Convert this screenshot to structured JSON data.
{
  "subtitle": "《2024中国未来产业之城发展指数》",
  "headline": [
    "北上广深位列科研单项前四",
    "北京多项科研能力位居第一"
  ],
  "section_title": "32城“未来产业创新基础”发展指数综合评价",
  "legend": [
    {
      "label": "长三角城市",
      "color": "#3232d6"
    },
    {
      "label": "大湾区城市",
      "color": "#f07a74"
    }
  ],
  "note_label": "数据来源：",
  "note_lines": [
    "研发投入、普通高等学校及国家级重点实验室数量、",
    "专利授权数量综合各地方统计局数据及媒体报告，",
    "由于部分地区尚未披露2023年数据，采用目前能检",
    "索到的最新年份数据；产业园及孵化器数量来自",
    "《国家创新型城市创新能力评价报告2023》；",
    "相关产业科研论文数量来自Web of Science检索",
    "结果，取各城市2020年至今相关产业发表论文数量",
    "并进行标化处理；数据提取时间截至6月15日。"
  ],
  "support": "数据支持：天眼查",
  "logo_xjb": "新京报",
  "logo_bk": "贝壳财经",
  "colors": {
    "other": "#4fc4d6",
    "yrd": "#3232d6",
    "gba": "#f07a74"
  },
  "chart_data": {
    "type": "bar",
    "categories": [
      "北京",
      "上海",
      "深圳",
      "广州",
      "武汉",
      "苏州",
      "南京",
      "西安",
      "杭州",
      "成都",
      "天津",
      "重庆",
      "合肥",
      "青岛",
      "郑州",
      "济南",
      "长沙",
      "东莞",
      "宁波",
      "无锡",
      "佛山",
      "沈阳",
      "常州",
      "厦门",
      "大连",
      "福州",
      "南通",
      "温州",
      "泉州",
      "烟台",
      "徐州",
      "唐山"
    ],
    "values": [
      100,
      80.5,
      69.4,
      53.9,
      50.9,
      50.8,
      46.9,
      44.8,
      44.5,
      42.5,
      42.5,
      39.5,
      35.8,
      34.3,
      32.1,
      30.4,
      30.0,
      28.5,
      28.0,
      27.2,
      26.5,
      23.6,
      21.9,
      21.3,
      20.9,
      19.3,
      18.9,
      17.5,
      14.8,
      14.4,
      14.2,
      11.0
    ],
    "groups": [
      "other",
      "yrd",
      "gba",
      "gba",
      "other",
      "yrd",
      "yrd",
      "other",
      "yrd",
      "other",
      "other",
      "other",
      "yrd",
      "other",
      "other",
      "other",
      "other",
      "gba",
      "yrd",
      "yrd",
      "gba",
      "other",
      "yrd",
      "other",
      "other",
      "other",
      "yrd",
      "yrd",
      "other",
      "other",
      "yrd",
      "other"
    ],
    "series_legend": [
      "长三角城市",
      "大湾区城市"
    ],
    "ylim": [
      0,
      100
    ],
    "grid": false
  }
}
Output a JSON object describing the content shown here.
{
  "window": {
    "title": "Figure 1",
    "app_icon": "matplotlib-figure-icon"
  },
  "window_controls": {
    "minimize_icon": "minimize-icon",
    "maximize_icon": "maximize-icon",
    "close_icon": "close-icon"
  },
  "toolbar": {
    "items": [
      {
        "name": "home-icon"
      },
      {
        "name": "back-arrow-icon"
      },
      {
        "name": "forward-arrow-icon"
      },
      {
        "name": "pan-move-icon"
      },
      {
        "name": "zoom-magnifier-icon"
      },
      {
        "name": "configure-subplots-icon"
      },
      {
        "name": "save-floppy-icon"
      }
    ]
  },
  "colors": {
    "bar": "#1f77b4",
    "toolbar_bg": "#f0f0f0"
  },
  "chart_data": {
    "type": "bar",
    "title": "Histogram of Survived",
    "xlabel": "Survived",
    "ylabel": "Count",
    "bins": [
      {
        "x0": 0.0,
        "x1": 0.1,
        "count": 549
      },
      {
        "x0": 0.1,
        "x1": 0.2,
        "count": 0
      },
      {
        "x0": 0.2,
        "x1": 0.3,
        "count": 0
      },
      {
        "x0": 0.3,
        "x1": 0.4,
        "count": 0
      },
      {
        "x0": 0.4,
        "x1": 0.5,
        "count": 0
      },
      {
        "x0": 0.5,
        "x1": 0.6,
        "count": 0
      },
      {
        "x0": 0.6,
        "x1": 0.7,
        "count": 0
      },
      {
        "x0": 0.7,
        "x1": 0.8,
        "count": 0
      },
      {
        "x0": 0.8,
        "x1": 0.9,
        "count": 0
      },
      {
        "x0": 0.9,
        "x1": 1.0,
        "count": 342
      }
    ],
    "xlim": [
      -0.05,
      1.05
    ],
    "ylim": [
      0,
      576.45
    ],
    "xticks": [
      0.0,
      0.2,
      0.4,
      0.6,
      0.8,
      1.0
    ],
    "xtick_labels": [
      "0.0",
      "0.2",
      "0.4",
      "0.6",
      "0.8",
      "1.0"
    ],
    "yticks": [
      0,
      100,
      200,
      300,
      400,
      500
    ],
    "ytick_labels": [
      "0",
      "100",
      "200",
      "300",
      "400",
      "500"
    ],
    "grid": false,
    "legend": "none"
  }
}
################
From the entries above, collect every line with the string "arrow" in it.

#### [Written solution]
        "name": "back-arrow-icon"
        "name": "forward-arrow-icon"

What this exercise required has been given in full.